THE PROBLEM:
Copy every line of the entries that includes the word "καιροῦ".

------------------------------------------------------------------------

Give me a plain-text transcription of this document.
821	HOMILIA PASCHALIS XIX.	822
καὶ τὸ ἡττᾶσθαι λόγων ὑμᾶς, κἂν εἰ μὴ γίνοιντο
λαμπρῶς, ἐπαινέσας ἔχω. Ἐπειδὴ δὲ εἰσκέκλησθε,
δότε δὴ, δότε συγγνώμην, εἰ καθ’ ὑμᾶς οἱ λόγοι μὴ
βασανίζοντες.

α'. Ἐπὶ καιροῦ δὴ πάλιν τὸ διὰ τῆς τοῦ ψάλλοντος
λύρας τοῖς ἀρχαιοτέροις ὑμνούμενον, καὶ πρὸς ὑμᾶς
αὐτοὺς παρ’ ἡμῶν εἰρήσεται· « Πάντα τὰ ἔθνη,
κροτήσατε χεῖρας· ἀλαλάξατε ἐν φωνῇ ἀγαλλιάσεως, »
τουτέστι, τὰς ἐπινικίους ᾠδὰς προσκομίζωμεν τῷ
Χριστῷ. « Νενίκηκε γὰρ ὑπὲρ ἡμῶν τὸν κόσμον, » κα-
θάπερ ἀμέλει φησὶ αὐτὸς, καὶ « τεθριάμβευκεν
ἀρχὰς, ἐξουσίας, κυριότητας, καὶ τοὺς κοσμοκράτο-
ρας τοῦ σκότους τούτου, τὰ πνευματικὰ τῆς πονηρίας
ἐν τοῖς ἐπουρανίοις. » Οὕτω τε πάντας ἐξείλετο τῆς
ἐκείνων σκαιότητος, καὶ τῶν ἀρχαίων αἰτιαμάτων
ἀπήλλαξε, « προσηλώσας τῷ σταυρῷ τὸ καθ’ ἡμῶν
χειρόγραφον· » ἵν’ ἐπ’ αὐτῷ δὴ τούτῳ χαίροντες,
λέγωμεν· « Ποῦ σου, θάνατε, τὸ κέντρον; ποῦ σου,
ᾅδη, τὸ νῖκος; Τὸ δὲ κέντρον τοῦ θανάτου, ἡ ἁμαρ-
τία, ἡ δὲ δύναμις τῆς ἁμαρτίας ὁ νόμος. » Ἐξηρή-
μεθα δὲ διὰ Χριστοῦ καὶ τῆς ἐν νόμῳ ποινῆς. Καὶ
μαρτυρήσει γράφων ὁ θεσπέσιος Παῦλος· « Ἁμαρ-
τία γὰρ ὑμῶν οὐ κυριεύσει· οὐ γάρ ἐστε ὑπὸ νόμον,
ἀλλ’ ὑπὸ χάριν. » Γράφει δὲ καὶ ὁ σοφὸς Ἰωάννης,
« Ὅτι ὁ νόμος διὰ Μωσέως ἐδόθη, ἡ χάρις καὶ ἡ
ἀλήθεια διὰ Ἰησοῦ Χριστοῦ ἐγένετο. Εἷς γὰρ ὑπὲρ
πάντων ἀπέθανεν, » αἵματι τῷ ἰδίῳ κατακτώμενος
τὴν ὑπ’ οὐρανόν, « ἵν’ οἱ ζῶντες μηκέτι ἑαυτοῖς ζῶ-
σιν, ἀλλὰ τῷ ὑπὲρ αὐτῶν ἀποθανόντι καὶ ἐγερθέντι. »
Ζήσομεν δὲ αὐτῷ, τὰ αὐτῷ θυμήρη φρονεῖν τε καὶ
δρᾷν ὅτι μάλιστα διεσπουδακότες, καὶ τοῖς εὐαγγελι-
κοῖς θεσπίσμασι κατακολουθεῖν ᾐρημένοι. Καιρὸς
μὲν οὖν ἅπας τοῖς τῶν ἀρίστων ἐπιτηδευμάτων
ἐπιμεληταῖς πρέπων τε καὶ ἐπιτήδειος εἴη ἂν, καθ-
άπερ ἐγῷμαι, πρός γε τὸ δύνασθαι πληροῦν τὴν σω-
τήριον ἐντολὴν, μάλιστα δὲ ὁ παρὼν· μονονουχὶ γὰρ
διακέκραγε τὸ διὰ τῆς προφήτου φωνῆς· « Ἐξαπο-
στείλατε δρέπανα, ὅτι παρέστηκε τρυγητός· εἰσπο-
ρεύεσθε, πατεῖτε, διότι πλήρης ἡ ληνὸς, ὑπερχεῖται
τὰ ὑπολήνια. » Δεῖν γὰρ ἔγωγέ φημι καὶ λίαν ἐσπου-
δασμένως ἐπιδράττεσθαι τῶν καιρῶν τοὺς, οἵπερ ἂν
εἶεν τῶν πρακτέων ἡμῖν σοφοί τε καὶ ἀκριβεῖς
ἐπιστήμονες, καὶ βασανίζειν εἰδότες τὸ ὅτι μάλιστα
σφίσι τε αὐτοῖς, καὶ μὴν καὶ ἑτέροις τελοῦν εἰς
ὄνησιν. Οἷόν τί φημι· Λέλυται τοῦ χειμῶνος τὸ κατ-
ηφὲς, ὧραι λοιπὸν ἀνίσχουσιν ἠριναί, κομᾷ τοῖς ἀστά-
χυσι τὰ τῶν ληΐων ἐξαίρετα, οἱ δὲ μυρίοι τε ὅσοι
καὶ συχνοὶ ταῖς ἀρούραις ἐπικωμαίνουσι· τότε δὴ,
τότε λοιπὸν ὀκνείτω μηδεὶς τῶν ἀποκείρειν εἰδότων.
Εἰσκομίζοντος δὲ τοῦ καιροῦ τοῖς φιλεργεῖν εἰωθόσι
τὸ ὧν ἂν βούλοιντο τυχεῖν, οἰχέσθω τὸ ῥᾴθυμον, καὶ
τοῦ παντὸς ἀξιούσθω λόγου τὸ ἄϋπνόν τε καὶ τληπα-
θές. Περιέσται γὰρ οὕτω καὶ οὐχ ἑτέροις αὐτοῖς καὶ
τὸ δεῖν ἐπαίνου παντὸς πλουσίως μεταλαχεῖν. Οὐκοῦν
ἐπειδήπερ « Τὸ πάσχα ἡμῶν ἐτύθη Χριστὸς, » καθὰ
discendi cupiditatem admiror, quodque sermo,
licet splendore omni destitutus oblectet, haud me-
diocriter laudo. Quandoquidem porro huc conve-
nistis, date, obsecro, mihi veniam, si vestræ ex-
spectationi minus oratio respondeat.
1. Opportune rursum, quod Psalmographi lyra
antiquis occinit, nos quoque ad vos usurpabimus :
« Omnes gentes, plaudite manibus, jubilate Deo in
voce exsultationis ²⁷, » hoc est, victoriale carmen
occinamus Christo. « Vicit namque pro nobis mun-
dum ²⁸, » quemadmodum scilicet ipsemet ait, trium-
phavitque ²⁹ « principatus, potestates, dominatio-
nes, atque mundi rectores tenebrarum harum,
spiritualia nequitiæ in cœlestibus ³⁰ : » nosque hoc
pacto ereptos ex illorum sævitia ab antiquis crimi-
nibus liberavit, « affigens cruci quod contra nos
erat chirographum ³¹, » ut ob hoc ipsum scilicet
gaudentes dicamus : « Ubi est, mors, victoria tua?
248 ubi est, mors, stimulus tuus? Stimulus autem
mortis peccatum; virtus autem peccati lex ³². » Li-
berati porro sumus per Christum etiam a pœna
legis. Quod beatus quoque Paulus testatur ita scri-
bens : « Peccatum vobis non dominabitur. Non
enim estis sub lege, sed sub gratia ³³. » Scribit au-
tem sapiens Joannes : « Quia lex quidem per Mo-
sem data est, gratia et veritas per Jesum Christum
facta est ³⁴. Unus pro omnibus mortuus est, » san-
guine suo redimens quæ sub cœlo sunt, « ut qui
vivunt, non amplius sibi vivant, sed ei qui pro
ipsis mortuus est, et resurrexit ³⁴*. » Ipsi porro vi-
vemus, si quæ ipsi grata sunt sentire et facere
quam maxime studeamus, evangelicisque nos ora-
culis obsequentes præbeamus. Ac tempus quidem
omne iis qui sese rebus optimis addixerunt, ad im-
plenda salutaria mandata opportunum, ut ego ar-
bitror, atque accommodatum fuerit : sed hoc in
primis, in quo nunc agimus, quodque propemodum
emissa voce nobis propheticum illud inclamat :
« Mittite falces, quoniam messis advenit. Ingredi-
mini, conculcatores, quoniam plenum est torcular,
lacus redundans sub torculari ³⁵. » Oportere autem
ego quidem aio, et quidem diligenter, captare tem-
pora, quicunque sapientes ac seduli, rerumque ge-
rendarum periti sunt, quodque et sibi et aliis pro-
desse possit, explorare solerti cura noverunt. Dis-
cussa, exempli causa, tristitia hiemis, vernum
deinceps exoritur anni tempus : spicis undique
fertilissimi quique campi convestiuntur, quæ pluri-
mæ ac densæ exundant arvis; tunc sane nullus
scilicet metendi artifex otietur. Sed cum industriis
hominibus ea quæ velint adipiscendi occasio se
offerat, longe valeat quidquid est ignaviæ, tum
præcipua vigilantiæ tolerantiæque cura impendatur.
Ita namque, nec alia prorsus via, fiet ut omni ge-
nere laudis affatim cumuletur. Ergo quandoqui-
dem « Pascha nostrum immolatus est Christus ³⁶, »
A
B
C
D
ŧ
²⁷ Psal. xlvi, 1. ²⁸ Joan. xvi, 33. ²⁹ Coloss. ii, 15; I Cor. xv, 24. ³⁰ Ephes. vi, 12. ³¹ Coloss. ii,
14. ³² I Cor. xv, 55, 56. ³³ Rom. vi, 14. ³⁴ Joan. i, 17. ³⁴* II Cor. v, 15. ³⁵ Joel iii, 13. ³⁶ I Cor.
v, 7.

------------------------------------------------------------------------

CORRECT OUTPUT:
α'. Ἐπὶ καιροῦ δὴ πάλιν τὸ διὰ τῆς τοῦ ψάλλοντος
Εἰσκομίζοντος δὲ τοῦ καιροῦ τοῖς φιλεργεῖν εἰωθόσι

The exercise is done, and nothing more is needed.